***** Excerpt to read

Saturday, February 2, 2008

How I got here...

So, here I am... 34, single, mother to teenage boys.

The whole truth for everyone to know is this......

I think I was a pretty happy girl. My mom loved me, and still loves me to this day, and I love her. I don't know what I'd do without her. I also had fabulous grandparents that spoiled me rotten and thought the world of me. The feeling was mutual. I grew up near them, and was very close to them, and devestated by their deaths when I was an adult.

I've never known my biological father. I know his name, and that is all. I'm not sure if I want to find him.

When I was still a baby my mom married my step-father, who is a big source of problems that I have.

I also have a half brother who is younger than me.

Growing up, my father never physically abused me (other than spanking, but I don't really feel that counts...). Verbally and emotionally was a completely different story. Basically, anything bad that happened to me was my fault.

2 examples...

When I was 5 or 6 my older step-brother molested me. I can remember my mom and grandma asking me about this one day, but I simply felt very ashamed and had no interest in talking about it. I never saw a therapist or anything, and I can recall a couple of years later my dad being pretty pissed at me about the event.

Next... one day I was playing ping-pong with my half brother in my grandparents basement. I have no idea why (I'm sure I provoked it somehow), but he threw his paddle at me, and it hit my face... hard. I was crying (I was still a child), and again my dad got pissed about this.

My mom finally couldn't take any more of my dads moodiness and crap after 26 years. By then he had had at least one nervous breakdown and been on several anti-depressants (which he would take himself off of the minute he felt better).

Between the molestation and walking on egg shells my entire goddamn life to try to keep my dad from blowing his top, I have now been married and divorced twice, and just ended a third relationship that lasted about 7 1/2 years. It was actually closer to a marriage than either one of the marriages, but the guy was too scared to jump all the way in. So, here I am.

That's probably enough for this post. I'll try to post something about my relationship next.

**********
***** Provided material

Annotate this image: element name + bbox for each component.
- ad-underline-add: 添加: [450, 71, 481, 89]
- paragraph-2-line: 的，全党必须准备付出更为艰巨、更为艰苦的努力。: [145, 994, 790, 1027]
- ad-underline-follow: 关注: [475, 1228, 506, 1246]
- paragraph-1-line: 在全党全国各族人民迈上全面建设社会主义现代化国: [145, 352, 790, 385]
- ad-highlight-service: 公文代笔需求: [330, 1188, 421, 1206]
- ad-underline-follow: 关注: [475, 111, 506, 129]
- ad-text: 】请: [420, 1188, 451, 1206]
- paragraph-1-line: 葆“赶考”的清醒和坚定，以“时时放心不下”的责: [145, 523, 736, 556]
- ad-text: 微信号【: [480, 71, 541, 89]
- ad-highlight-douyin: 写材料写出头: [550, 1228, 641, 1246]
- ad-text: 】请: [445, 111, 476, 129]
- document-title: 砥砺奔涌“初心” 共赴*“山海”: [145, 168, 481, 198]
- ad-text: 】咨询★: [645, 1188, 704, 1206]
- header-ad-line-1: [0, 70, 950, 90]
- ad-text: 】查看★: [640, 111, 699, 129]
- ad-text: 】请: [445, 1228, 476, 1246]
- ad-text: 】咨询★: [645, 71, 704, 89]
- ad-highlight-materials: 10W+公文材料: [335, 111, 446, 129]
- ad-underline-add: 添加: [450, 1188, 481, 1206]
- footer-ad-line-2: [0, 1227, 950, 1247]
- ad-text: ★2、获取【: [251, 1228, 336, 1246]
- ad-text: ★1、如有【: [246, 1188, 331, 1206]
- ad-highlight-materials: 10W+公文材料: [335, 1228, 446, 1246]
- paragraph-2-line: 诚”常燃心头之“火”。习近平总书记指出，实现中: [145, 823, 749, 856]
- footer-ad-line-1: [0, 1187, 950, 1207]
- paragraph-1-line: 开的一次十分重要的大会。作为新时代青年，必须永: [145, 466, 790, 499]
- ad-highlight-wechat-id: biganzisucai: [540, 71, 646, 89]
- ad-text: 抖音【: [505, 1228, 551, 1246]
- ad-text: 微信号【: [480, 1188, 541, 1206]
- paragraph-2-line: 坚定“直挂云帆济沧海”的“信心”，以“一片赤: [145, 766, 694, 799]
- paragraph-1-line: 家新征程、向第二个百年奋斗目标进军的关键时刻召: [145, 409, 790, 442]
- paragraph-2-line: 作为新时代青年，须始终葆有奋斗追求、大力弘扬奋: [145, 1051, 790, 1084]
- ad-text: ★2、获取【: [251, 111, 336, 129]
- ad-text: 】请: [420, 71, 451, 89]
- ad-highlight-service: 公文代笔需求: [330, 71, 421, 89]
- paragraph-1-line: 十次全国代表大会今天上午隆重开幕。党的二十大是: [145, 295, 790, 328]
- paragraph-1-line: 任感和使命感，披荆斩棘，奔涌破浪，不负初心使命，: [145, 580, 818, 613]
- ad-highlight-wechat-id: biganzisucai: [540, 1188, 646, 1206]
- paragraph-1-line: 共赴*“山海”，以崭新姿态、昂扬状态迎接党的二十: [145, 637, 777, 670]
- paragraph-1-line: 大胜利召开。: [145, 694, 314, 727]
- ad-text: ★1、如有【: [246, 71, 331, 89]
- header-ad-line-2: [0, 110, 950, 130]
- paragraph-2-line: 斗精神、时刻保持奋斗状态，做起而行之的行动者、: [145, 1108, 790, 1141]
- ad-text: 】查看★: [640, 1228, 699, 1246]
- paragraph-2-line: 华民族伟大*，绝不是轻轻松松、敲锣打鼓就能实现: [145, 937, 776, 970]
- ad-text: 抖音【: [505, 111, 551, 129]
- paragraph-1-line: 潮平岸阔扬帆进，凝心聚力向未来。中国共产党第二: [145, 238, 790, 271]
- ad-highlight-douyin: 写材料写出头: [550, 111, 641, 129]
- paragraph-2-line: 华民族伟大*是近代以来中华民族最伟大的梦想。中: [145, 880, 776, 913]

**********

* [Exercise instructions]
1. According to the blog post, why did the writer's mother finally leave the stepfather? Answer in one to three sentences.
2. Duplicate the part of the blog post that begins at the words "I also have" and stops after "was my fault.".

* [Exercise solutions]
1. She finally couldn't take any more of his moodiness and crap after 26 years.

2.
I also have a half brother who is younger than me.

Growing up, my father never physically abused me (other than spanking, but I don't really feel that counts...). Verbally and emotionally was a completely different story. Basically, anything bad that happened to me was my fault.